>> begin SUPPLIED RECORDS

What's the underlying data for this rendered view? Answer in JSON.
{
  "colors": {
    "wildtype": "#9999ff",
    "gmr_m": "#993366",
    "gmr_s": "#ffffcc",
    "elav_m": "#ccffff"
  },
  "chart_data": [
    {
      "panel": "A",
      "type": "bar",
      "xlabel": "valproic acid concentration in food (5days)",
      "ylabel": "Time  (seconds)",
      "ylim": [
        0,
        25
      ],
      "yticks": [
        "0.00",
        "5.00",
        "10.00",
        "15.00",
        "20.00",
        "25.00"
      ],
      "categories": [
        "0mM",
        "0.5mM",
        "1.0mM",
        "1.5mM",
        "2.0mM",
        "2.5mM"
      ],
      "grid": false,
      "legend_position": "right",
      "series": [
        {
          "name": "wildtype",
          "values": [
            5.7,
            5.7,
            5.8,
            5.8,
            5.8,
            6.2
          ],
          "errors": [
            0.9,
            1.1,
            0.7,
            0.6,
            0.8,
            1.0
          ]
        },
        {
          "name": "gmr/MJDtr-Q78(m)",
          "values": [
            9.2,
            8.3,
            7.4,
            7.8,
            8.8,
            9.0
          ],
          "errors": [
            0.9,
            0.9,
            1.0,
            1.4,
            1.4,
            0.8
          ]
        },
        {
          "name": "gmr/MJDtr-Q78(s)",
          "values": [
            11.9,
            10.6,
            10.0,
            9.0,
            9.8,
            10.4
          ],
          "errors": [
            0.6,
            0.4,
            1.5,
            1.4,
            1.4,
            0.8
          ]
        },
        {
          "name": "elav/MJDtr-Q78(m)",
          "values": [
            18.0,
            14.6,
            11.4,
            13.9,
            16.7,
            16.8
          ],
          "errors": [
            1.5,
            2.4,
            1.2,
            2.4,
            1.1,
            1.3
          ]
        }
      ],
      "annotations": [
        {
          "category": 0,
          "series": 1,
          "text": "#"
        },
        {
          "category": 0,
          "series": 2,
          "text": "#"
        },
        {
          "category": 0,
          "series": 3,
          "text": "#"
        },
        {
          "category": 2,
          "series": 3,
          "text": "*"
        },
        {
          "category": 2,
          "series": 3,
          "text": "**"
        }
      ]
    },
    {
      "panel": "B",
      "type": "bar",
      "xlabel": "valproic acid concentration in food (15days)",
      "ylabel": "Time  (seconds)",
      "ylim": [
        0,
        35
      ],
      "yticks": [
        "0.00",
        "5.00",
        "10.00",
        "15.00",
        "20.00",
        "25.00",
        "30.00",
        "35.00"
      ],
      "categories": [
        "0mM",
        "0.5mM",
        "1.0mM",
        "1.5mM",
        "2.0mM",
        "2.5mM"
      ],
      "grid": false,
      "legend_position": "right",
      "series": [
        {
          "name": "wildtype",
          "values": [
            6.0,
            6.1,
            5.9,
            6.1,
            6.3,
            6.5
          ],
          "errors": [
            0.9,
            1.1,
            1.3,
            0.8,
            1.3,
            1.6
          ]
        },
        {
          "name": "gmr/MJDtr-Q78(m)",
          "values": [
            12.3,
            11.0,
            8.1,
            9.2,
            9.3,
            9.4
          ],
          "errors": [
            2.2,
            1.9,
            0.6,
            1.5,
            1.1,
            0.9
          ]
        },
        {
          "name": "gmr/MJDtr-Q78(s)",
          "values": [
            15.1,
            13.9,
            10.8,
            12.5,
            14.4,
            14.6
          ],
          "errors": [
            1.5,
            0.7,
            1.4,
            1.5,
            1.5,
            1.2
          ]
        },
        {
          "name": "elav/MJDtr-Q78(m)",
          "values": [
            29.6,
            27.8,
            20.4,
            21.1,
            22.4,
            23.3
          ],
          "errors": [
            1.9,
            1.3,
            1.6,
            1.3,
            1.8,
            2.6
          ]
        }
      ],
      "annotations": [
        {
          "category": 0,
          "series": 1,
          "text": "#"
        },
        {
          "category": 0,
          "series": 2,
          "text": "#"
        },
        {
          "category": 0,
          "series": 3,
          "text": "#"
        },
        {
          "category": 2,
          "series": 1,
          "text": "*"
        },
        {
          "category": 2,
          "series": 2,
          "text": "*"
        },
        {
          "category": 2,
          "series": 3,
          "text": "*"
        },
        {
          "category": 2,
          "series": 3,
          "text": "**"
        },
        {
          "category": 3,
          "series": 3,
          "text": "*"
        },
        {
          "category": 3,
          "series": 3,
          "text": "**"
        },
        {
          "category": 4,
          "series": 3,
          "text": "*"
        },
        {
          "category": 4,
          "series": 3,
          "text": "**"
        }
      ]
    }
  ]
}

>> end SUPPLIED RECORDS

Hand back the material above in full, exactly as written.

### CORRECT OUTPUT
What's the underlying data for this rendered view? Answer in JSON.
{
  "colors": {
    "wildtype": "#9999ff",
    "gmr_m": "#993366",
    "gmr_s": "#ffffcc",
    "elav_m": "#ccffff"
  },
  "chart_data": [
    {
      "panel": "A",
      "type": "bar",
      "xlabel": "valproic acid concentration in food (5days)",
      "ylabel": "Time  (seconds)",
      "ylim": [
        0,
        25
      ],
      "yticks": [
        "0.00",
        "5.00",
        "10.00",
        "15.00",
        "20.00",
        "25.00"
      ],
      "categories": [
        "0mM",
        "0.5mM",
        "1.0mM",
        "1.5mM",
        "2.0mM",
        "2.5mM"
      ],
      "grid": false,
      "legend_position": "right",
      "series": [
        {
          "name": "wildtype",
          "values": [
            5.7,
            5.7,
            5.8,
            5.8,
            5.8,
            6.2
          ],
          "errors": [
            0.9,
            1.1,
            0.7,
            0.6,
            0.8,
            1.0
          ]
        },
        {
          "name": "gmr/MJDtr-Q78(m)",
          "values": [
            9.2,
            8.3,
            7.4,
            7.8,
            8.8,
            9.0
          ],
          "errors": [
            0.9,
            0.9,
            1.0,
            1.4,
            1.4,
            0.8
          ]
        },
        {
          "name": "gmr/MJDtr-Q78(s)",
          "values": [
            11.9,
            10.6,
            10.0,
            9.0,
            9.8,
            10.4
          ],
          "errors": [
            0.6,
            0.4,
            1.5,
            1.4,
            1.4,
            0.8
          ]
        },
        {
          "name": "elav/MJDtr-Q78(m)",
          "values": [
            18.0,
            14.6,
            11.4,
            13.9,
            16.7,
            16.8
          ],
          "errors": [
            1.5,
            2.4,
            1.2,
            2.4,
            1.1,
            1.3
          ]
        }
      ],
      "annotations": [
        {
          "category": 0,
          "series": 1,
          "text": "#"
        },
        {
          "category": 0,
          "series": 2,
          "text": "#"
        },
        {
          "category": 0,
          "series": 3,
          "text": "#"
        },
        {
          "category": 2,
          "series": 3,
          "text": "*"
        },
        {
          "category": 2,
          "series": 3,
          "text": "**"
        }
      ]
    },
    {
      "panel": "B",
      "type": "bar",
      "xlabel": "valproic acid concentration in food (15days)",
      "ylabel": "Time  (seconds)",
      "ylim": [
        0,
        35
      ],
      "yticks": [
        "0.00",
        "5.00",
        "10.00",
        "15.00",
        "20.00",
        "25.00",
        "30.00",
        "35.00"
      ],
      "categories": [
        "0mM",
        "0.5mM",
        "1.0mM",
        "1.5mM",
        "2.0mM",
        "2.5mM"
      ],
      "grid": false,
      "legend_position": "right",
      "series": [
        {
          "name": "wildtype",
          "values": [
            6.0,
            6.1,
            5.9,
            6.1,
            6.3,
            6.5
          ],
          "errors": [
            0.9,
            1.1,
            1.3,
            0.8,
            1.3,
            1.6
          ]
        },
        {
          "name": "gmr/MJDtr-Q78(m)",
          "values": [
            12.3,
            11.0,
            8.1,
            9.2,
            9.3,
            9.4
          ],
          "errors": [
            2.2,
            1.9,
            0.6,
            1.5,
            1.1,
            0.9
          ]
        },
        {
          "name": "gmr/MJDtr-Q78(s)",
          "values": [
            15.1,
            13.9,
            10.8,
            12.5,
            14.4,
            14.6
          ],
          "errors": [
            1.5,
            0.7,
            1.4,
            1.5,
            1.5,
            1.2
          ]
        },
        {
          "name": "elav/MJDtr-Q78(m)",
          "values": [
            29.6,
            27.8,
            20.4,
            21.1,
            22.4,
            23.3
          ],
          "errors": [
            1.9,
            1.3,
            1.6,
            1.3,
            1.8,
            2.6
          ]
        }
      ],
      "annotations": [
        {
          "category": 0,
          "series": 1,
          "text": "#"
        },
        {
          "category": 0,
          "series": 2,
          "text": "#"
        },
        {
          "category": 0,
          "series": 3,
          "text": "#"
        },
        {
          "category": 2,
          "series": 1,
          "text": "*"
        },
        {
          "category": 2,
          "series": 2,
          "text": "*"
        },
        {
          "category": 2,
          "series": 3,
          "text": "*"
        },
        {
          "category": 2,
          "series": 3,
          "text": "**"
        },
        {
          "category": 3,
          "series": 3,
          "text": "*"
        },
        {
          "category": 3,
          "series": 3,
          "text": "**"
        },
        {
          "category": 4,
          "series": 3,
          "text": "*"
        },
        {
          "category": 4,
          "series": 3,
          "text": "**"
        }
      ]
    }
  ]
}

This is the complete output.